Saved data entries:
________________________________________

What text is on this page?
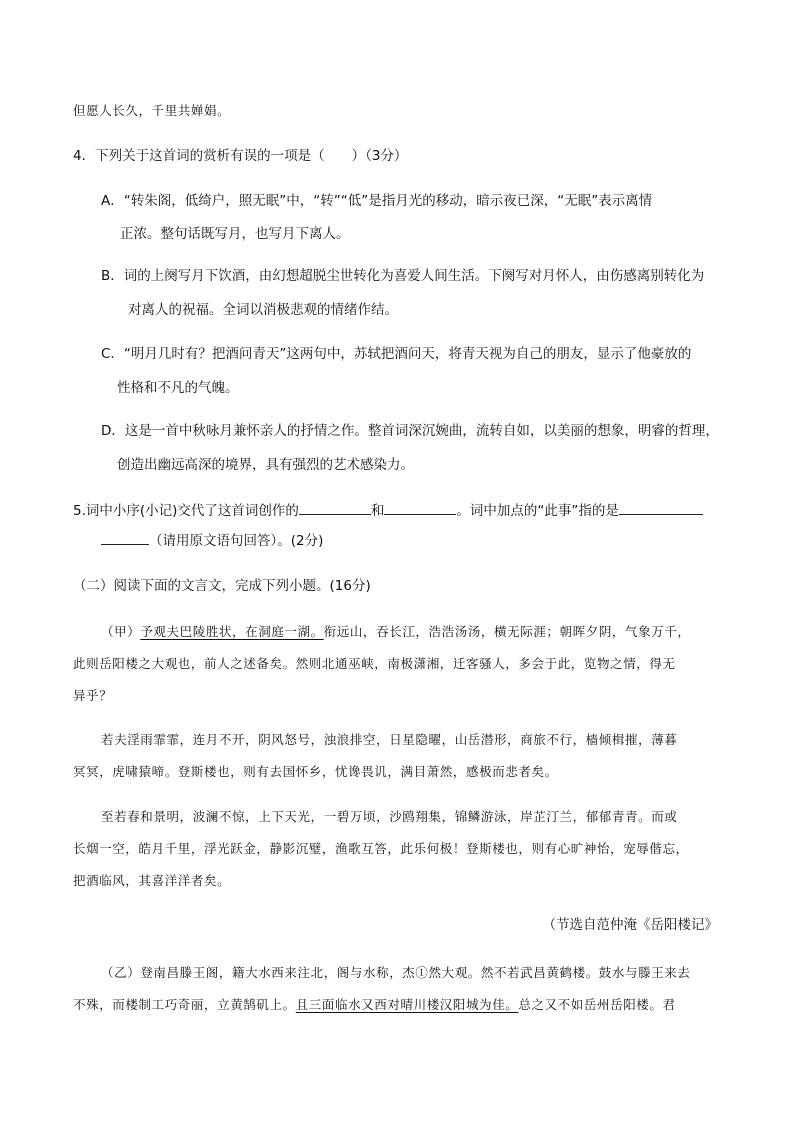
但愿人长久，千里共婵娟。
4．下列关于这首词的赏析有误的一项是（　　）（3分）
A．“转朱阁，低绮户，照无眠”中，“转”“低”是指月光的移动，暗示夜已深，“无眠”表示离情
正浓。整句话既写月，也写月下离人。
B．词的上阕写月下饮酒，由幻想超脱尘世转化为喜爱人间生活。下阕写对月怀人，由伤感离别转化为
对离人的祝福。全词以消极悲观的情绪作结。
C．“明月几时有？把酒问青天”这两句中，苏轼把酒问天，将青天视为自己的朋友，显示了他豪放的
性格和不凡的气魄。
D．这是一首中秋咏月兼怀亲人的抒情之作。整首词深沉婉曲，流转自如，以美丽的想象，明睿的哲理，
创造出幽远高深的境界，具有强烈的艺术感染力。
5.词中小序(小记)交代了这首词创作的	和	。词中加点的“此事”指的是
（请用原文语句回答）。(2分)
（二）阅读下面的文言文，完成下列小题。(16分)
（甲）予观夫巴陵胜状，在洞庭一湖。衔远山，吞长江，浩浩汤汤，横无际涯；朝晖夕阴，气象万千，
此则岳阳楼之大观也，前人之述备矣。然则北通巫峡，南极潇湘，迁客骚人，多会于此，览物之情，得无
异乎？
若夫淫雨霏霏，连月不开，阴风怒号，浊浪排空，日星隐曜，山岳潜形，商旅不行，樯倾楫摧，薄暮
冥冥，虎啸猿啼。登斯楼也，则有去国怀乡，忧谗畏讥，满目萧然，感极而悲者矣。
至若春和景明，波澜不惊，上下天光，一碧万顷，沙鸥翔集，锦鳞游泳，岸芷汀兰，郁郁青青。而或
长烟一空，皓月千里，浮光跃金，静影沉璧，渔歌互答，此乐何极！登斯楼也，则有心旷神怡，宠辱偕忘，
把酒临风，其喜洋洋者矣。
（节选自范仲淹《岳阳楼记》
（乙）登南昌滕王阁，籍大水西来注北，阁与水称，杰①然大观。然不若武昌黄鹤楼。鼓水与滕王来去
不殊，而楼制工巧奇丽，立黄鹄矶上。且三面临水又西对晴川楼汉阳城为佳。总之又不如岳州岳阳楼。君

________________________________________

Pick out each line in the material containing "登斯楼也".

冥冥，虎啸猿啼。登斯楼也，则有去国怀乡，忧谗畏讥，满目萧然，感极而悲者矣。
长烟一空，皓月千里，浮光跃金，静影沉璧，渔歌互答，此乐何极！登斯楼也，则有心旷神怡，宠辱偕忘，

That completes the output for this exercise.